**BRIEF 1**
Update the dream passage from "Oh, no! There" through "spreads his hand." (between those two points, inclusive), replacing "aces" with "queens".
**BRIEF 2**
For each statement below, say whether it agrees with the poker comment thread, and quote the words of the thread that decide it.
(a) Mike Caro says he never smoked cigarettes.
(b) The commenter who likes the "E-Pipe" has found a perfect flavor.
(c) In the dream, the opponent spreads a hand holding two queens.
**BRIEF 3**
According to the poker comment thread, what kind of e-pipes does Mike Caro own?
::: SELECTED PASSAGE
Oh, no! There is now only a single pair of aces in his hand. He’s going to lose almost for sure. But just then the opponent spreads his hand face up. Two kings! Just two measly kings. Wow! MC is going to win after all. So, he spreads his hand.
Opponent says “What’s THAT?” Mike looks down at the cards he has just spread. Ace-high garbage. When the other Mike Caro told me about this dream (or nightmare), I was astonished. I was dumbfounded. I was stunned. It came so close to similar dreams I’d had. It was almost exact.
I wonder how common this is.
I like my “E-Pipe”! Have not found my perfect flavor yet, but liking the Peppermint flavor (makes me drink more water … lol). I never realized the tells that smokers give … I will have to watch that! Thanks!
Hi, Chris —
I actually own e-pipes, as well as e-cigarettes (in the form of huge LavaTubes, if that qualifies). The pipes are the 601 kind. I never smoked cigarettes, though.
Straight Flushes,
Mike Caro
How about if you encourage smokers to use “e-cigarettes”? Those of us who are sensitive to smoke could still play next to them, and the smokers tend to behave the same way when smoking them as they do with real cigarettes.
Hi, JT —
Actually, I’m about to upload photos of me with an e-pipe. I love these. You can “smoke” them (actually, it’s only water vapor that disappears in a puff) without major associated health risks and even use zero nicotine as an option. (Note that nicotine is NOT what causes cancer and the other most-common health problems associated with cigarette smoking, anyway.)
::::::
::: RECORD SET
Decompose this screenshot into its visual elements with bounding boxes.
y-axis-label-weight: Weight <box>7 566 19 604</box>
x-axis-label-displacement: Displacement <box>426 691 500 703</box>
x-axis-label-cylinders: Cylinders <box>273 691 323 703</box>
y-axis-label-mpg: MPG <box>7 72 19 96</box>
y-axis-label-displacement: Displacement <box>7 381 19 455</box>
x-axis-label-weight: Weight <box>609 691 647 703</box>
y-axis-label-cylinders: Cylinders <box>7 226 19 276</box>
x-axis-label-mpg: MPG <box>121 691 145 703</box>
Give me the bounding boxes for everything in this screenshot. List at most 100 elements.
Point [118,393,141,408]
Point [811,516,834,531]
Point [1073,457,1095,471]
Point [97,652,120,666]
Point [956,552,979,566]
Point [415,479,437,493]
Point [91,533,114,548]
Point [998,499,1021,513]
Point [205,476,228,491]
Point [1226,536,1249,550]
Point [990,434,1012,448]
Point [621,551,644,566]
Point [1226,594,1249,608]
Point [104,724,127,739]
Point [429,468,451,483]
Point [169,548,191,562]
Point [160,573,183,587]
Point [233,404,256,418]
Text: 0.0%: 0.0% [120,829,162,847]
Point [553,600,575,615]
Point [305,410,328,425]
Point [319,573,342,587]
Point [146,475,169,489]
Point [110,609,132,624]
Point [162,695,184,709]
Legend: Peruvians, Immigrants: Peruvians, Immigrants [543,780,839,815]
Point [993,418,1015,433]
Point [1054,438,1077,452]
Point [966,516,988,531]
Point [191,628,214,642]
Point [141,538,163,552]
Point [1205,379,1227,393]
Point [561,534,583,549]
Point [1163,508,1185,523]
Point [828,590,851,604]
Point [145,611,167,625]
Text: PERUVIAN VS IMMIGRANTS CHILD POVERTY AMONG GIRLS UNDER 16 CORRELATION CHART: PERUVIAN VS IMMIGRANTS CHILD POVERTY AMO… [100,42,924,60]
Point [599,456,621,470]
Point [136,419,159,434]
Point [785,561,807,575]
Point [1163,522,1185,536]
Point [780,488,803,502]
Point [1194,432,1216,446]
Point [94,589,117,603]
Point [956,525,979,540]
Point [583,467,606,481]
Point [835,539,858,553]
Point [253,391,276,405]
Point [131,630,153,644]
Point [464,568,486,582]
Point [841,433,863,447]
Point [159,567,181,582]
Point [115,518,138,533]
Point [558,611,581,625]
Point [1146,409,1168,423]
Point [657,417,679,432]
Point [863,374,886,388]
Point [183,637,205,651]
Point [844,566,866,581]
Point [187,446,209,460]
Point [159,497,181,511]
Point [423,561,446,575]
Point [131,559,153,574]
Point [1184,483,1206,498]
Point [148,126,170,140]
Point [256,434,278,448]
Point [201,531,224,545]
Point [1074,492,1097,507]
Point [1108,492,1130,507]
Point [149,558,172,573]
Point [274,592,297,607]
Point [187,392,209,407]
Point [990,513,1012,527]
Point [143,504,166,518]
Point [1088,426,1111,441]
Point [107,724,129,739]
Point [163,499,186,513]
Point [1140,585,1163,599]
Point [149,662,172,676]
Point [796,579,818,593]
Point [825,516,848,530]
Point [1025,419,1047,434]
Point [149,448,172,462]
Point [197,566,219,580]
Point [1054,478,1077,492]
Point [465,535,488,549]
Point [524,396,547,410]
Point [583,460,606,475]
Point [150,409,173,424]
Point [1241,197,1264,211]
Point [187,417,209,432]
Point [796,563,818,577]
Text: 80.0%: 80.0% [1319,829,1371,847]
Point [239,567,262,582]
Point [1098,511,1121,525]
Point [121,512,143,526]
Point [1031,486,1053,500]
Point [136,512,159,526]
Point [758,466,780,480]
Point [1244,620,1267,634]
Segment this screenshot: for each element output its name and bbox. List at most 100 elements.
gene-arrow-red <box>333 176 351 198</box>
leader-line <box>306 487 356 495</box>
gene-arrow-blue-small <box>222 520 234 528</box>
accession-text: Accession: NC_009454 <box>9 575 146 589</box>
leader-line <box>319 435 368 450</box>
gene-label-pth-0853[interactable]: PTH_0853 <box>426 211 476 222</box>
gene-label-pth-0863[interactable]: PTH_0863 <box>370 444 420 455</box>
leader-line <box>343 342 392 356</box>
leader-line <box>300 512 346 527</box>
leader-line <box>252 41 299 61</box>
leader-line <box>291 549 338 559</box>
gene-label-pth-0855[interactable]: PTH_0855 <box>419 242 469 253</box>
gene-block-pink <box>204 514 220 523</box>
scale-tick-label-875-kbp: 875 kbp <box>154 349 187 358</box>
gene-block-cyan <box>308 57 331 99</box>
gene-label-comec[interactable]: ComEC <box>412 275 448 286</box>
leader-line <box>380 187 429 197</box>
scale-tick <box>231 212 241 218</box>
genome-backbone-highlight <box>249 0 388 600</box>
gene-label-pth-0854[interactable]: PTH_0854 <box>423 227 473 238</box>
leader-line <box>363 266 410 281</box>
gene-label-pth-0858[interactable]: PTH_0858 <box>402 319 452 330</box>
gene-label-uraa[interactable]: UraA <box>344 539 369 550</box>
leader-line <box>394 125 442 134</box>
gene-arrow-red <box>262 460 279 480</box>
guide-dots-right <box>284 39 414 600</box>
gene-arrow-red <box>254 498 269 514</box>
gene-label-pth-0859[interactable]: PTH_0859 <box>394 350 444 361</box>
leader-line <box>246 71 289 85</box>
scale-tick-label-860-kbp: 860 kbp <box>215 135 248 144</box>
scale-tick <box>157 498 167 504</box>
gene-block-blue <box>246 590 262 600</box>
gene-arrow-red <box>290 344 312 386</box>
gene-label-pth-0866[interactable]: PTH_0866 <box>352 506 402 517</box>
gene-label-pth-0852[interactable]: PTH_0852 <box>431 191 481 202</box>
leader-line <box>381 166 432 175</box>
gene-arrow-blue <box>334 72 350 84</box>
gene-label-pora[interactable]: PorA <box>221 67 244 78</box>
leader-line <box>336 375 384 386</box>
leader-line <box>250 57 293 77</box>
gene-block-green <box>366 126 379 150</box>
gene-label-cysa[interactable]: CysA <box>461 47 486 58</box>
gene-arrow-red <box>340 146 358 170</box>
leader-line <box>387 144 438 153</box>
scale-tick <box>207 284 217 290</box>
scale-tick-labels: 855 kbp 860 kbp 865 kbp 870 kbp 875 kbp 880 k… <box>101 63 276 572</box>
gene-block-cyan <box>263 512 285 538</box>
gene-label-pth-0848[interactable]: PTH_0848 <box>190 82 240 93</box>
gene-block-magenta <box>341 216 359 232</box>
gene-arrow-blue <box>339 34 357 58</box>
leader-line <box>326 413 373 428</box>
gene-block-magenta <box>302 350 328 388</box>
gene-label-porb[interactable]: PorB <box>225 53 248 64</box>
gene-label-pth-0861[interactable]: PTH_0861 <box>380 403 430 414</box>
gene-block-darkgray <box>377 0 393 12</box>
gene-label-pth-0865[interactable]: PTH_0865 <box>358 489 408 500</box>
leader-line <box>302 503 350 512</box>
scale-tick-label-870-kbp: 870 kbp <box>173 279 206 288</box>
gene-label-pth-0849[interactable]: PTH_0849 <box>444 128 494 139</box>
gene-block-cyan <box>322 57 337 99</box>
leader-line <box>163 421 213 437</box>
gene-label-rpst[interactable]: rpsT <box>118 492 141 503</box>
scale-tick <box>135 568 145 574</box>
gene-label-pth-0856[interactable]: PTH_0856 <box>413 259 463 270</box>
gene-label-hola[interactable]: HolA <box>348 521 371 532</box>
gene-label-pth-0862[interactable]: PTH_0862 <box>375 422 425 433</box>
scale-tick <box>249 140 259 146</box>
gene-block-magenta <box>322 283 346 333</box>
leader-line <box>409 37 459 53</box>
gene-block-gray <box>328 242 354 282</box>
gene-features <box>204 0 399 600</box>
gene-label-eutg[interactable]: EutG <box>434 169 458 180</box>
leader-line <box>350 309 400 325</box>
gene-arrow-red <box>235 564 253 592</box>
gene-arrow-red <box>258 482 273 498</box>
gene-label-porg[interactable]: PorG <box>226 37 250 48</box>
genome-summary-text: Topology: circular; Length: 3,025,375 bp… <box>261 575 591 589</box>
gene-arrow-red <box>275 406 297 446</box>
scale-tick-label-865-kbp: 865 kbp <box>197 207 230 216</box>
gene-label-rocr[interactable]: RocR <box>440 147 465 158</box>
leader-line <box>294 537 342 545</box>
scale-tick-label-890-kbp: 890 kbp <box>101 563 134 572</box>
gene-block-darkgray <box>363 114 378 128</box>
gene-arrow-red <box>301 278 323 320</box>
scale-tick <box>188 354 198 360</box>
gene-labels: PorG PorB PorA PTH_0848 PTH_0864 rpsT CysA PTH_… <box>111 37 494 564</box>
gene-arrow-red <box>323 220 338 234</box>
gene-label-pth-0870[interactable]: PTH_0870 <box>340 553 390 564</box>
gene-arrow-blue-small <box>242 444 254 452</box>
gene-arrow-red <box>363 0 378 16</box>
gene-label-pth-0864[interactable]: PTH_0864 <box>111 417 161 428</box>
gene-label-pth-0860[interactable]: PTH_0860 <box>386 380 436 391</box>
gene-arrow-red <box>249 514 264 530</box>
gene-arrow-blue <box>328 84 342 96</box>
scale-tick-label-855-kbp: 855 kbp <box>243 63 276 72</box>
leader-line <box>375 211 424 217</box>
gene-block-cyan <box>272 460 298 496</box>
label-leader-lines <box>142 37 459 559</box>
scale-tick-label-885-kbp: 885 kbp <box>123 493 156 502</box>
::::::
**TASK RESPONSE 1**
Oh, no! There is now only a single pair of queens in his hand. He’s going to lose almost for sure. But just then the opponent spreads his hand face up. Two kings! Just two measly kings. Wow! MC is going to win after all. So, he spreads his hand.

**TASK RESPONSE 2**
(a) Yes: "I never smoked cigarettes, though."
(b) No: "Have not found my perfect flavor yet"
(c) No: "Two kings!"

**TASK RESPONSE 3**
He owns the 601 kind.